◆ **SHORT TASK**: Leaving out all images, write out the records that follow exactly.

◆ **Dataset records**:
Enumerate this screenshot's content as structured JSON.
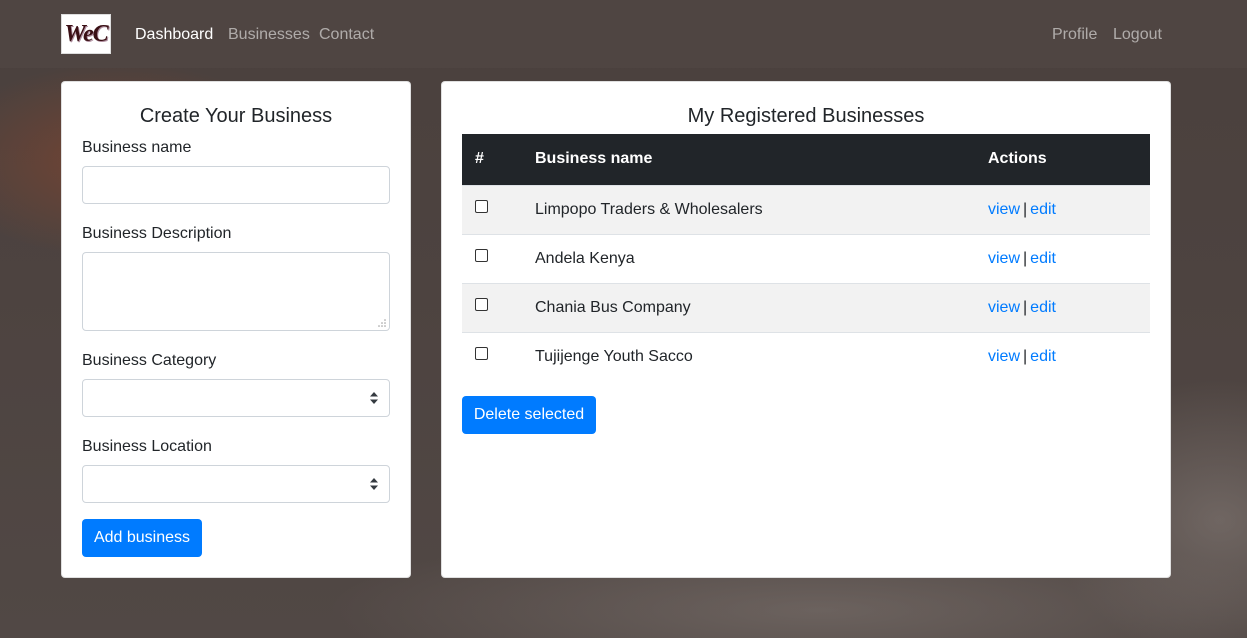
{
  "nav": {
    "logo_text": "WeC",
    "links": [
      {
        "label": "Dashboard"
      },
      {
        "label": "Businesses"
      },
      {
        "label": "Contact"
      }
    ],
    "right_links": [
      {
        "label": "Profile"
      },
      {
        "label": "Logout"
      }
    ]
  },
  "create_form": {
    "title": "Create Your Business",
    "name_label": "Business name",
    "name_value": "",
    "description_label": "Business Description",
    "description_value": "",
    "category_label": "Business Category",
    "category_value": "",
    "location_label": "Business Location",
    "location_value": "",
    "submit_label": "Add business"
  },
  "businesses": {
    "title": "My Registered Businesses",
    "columns": [
      "#",
      "Business name",
      "Actions"
    ],
    "rows": [
      {
        "name": "Limpopo Traders & Wholesalers",
        "view": "view",
        "sep": "|",
        "edit": "edit"
      },
      {
        "name": "Andela Kenya",
        "view": "view",
        "sep": "|",
        "edit": "edit"
      },
      {
        "name": "Chania Bus Company",
        "view": "view",
        "sep": "|",
        "edit": "edit"
      },
      {
        "name": "Tujijenge Youth Sacco",
        "view": "view",
        "sep": "|",
        "edit": "edit"
      }
    ],
    "delete_label": "Delete selected"
  },
  "colors": {
    "accent": "#007bff",
    "table_header": "#212529",
    "navbar": "#4f4542"
  }
}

◆ **COMPLETED TASK**:
Enumerate this screenshot's content as structured JSON.
{
  "nav": {
    "logo_text": "WeC",
    "links": [
      {
        "label": "Dashboard"
      },
      {
        "label": "Businesses"
      },
      {
        "label": "Contact"
      }
    ],
    "right_links": [
      {
        "label": "Profile"
      },
      {
        "label": "Logout"
      }
    ]
  },
  "create_form": {
    "title": "Create Your Business",
    "name_label": "Business name",
    "name_value": "",
    "description_label": "Business Description",
    "description_value": "",
    "category_label": "Business Category",
    "category_value": "",
    "location_label": "Business Location",
    "location_value": "",
    "submit_label": "Add business"
  },
  "businesses": {
    "title": "My Registered Businesses",
    "columns": [
      "#",
      "Business name",
      "Actions"
    ],
    "rows": [
      {
        "name": "Limpopo Traders & Wholesalers",
        "view": "view",
        "sep": "|",
        "edit": "edit"
      },
      {
        "name": "Andela Kenya",
        "view": "view",
        "sep": "|",
        "edit": "edit"
      },
      {
        "name": "Chania Bus Company",
        "view": "view",
        "sep": "|",
        "edit": "edit"
      },
      {
        "name": "Tujijenge Youth Sacco",
        "view": "view",
        "sep": "|",
        "edit": "edit"
      }
    ],
    "delete_label": "Delete selected"
  },
  "colors": {
    "accent": "#007bff",
    "table_header": "#212529",
    "navbar": "#4f4542"
  }
}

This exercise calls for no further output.